* **WRITTEN INSTRUCTION**:
Write out the listing exactly as it is given.

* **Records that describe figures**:
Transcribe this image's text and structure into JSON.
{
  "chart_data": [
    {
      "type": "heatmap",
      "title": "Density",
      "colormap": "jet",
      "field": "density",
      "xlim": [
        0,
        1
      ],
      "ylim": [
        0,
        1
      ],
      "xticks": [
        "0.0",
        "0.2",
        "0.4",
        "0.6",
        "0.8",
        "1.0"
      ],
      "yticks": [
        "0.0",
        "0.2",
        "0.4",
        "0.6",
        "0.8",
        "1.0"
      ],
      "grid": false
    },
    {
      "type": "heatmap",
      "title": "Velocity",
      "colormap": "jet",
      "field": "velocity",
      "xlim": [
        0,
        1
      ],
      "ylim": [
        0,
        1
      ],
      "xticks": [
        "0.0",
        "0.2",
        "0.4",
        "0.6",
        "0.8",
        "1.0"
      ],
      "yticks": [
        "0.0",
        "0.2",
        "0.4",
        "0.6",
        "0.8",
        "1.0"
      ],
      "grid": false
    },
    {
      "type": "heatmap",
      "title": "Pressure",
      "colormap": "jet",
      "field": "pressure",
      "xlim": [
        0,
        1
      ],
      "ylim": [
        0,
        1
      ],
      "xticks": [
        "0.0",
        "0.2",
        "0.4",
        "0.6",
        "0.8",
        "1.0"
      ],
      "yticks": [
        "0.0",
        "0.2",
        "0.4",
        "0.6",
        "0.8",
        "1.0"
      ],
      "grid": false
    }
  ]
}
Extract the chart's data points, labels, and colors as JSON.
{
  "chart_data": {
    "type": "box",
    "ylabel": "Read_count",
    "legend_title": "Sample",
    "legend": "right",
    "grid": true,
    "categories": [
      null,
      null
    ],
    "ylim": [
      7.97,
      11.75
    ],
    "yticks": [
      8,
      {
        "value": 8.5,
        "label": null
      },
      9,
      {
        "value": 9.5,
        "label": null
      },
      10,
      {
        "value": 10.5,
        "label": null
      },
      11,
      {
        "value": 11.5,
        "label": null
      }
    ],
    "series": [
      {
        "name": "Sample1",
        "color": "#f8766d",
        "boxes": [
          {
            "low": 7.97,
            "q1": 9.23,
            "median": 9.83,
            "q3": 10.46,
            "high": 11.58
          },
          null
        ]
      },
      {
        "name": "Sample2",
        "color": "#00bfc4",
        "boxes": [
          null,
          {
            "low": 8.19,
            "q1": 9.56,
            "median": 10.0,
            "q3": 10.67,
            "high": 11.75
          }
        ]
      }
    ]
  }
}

* **WORKED ANSWER**:
Transcribe this image's text and structure into JSON.
{
  "chart_data": [
    {
      "type": "heatmap",
      "title": "Density",
      "colormap": "jet",
      "field": "density",
      "xlim": [
        0,
        1
      ],
      "ylim": [
        0,
        1
      ],
      "xticks": [
        "0.0",
        "0.2",
        "0.4",
        "0.6",
        "0.8",
        "1.0"
      ],
      "yticks": [
        "0.0",
        "0.2",
        "0.4",
        "0.6",
        "0.8",
        "1.0"
      ],
      "grid": false
    },
    {
      "type": "heatmap",
      "title": "Velocity",
      "colormap": "jet",
      "field": "velocity",
      "xlim": [
        0,
        1
      ],
      "ylim": [
        0,
        1
      ],
      "xticks": [
        "0.0",
        "0.2",
        "0.4",
        "0.6",
        "0.8",
        "1.0"
      ],
      "yticks": [
        "0.0",
        "0.2",
        "0.4",
        "0.6",
        "0.8",
        "1.0"
      ],
      "grid": false
    },
    {
      "type": "heatmap",
      "title": "Pressure",
      "colormap": "jet",
      "field": "pressure",
      "xlim": [
        0,
        1
      ],
      "ylim": [
        0,
        1
      ],
      "xticks": [
        "0.0",
        "0.2",
        "0.4",
        "0.6",
        "0.8",
        "1.0"
      ],
      "yticks": [
        "0.0",
        "0.2",
        "0.4",
        "0.6",
        "0.8",
        "1.0"
      ],
      "grid": false
    }
  ]
}
Extract the chart's data points, labels, and colors as JSON.
{
  "chart_data": {
    "type": "box",
    "ylabel": "Read_count",
    "legend_title": "Sample",
    "legend": "right",
    "grid": true,
    "categories": [
      null,
      null
    ],
    "ylim": [
      7.97,
      11.75
    ],
    "yticks": [
      8,
      {
        "value": 8.5,
        "label": null
      },
      9,
      {
        "value": 9.5,
        "label": null
      },
      10,
      {
        "value": 10.5,
        "label": null
      },
      11,
      {
        "value": 11.5,
        "label": null
      }
    ],
    "series": [
      {
        "name": "Sample1",
        "color": "#f8766d",
        "boxes": [
          {
            "low": 7.97,
            "q1": 9.23,
            "median": 9.83,
            "q3": 10.46,
            "high": 11.58
          },
          null
        ]
      },
      {
        "name": "Sample2",
        "color": "#00bfc4",
        "boxes": [
          null,
          {
            "low": 8.19,
            "q1": 9.56,
            "median": 10.0,
            "q3": 10.67,
            "high": 11.75
          }
        ]
      }
    ]
  }
}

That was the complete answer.